• WHAT YOU SHOULD DO:
Find and return each line containing "INCIDENT".
▼▼▼
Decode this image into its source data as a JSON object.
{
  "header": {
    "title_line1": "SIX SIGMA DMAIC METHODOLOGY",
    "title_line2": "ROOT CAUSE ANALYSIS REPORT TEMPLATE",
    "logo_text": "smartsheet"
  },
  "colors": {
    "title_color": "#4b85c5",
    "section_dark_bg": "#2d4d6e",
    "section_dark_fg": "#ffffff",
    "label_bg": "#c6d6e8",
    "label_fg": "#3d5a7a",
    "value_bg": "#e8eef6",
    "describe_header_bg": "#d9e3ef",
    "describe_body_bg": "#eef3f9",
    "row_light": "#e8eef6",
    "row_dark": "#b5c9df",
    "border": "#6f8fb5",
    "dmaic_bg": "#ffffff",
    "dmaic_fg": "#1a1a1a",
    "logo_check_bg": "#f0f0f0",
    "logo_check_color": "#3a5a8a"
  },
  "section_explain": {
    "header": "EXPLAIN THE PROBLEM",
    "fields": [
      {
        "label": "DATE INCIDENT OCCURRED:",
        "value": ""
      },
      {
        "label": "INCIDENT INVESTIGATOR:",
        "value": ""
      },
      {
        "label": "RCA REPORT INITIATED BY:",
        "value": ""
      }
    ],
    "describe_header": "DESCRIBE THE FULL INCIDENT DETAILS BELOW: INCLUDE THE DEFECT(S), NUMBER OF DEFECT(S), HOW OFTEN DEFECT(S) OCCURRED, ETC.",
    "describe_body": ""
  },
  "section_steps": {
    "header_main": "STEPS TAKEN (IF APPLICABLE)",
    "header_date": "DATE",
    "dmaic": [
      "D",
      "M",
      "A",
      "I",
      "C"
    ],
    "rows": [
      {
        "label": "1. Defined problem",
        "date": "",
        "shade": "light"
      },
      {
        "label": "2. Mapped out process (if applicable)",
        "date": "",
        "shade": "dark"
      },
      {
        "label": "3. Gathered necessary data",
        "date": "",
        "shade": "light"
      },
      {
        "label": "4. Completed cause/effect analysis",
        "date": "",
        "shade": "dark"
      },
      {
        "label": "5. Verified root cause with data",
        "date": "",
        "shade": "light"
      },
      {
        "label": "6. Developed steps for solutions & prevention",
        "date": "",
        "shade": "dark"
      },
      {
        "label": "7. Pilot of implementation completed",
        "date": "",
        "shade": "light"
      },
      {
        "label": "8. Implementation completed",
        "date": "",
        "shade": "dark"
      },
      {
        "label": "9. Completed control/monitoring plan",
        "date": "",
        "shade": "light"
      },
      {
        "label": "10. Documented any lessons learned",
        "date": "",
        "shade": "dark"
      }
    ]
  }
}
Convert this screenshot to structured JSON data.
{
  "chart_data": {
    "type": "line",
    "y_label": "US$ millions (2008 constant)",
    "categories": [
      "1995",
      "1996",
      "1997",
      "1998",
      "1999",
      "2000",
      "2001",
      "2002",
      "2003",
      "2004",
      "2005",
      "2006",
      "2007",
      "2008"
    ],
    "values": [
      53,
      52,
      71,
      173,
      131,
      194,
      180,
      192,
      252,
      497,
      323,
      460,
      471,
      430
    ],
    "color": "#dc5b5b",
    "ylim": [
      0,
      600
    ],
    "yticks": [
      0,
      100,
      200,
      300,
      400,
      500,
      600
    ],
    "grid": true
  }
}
▲▲▲
▼▼▼
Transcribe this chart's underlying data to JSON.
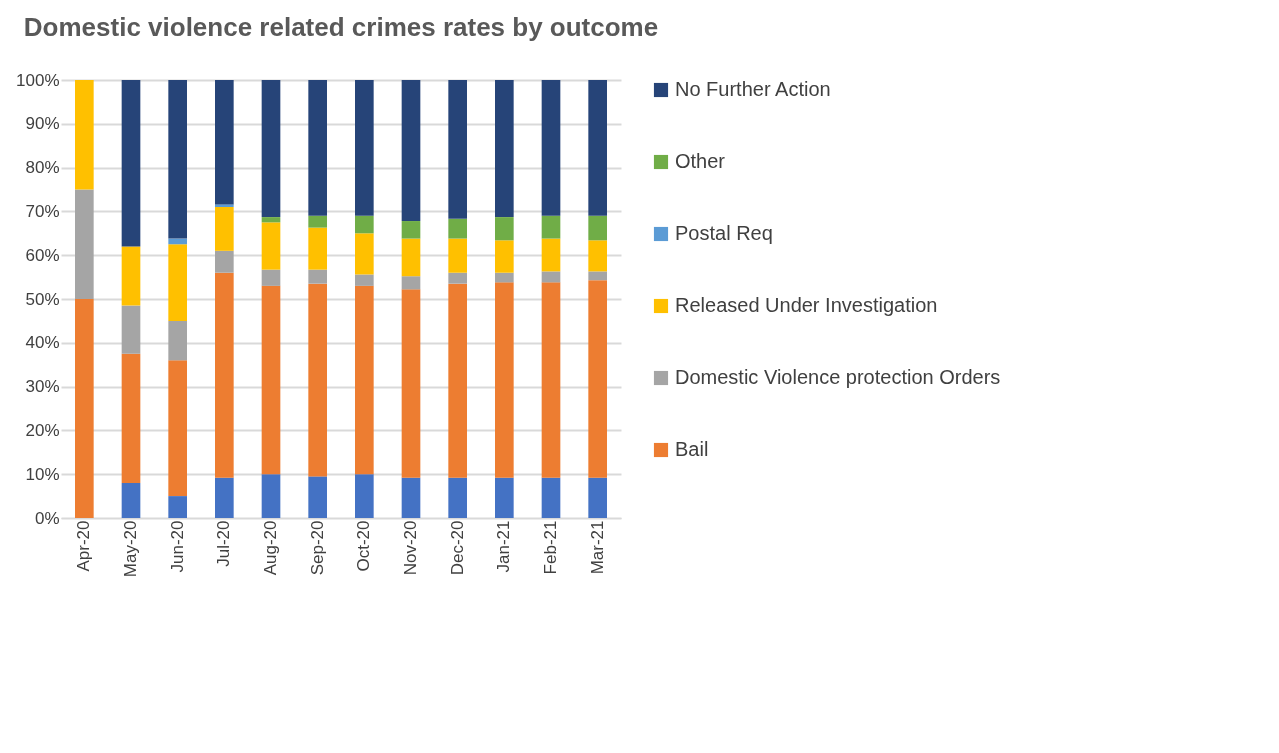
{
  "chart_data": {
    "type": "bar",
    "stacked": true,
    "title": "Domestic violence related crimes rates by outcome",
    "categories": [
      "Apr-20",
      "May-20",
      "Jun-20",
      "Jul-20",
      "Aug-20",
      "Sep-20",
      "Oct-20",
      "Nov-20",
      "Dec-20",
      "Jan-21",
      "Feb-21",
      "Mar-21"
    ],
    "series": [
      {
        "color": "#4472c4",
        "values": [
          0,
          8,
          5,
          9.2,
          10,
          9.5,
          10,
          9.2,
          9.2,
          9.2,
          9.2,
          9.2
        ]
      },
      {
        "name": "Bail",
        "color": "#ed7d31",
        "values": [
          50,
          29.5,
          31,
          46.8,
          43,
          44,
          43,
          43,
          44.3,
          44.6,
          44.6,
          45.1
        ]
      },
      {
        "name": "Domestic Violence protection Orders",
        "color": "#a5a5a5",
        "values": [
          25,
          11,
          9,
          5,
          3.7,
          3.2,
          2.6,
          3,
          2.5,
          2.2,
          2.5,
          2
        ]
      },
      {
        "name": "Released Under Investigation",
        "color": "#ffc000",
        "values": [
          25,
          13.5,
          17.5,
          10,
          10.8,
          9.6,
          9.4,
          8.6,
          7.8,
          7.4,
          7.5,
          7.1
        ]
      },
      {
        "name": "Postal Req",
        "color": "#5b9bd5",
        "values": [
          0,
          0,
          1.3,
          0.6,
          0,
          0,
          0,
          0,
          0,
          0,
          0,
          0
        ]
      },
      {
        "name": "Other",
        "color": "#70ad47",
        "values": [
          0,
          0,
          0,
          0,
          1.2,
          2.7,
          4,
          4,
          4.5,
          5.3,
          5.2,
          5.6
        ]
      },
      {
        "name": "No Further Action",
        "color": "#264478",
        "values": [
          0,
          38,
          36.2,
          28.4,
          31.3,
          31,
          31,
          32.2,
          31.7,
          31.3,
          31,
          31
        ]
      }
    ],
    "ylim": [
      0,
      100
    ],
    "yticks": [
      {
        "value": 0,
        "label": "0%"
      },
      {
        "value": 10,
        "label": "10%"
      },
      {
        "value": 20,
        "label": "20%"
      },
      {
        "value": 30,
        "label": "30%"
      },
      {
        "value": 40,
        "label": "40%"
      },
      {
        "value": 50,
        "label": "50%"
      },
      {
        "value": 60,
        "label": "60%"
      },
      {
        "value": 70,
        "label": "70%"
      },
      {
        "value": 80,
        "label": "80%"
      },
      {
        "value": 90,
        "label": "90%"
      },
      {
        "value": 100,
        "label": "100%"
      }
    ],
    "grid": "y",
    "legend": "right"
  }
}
▲▲▲
• SOLVED EXERCISE:
        "label": "DATE INCIDENT OCCURRED:",
        "label": "INCIDENT INVESTIGATOR:",
    "describe_header": "DESCRIBE THE FULL INCIDENT DETAILS BELOW: INCLUDE THE DEFECT(S), NUMBER OF DEFECT(S), HOW OFTEN DEFECT(S) OCCURRED, ETC.",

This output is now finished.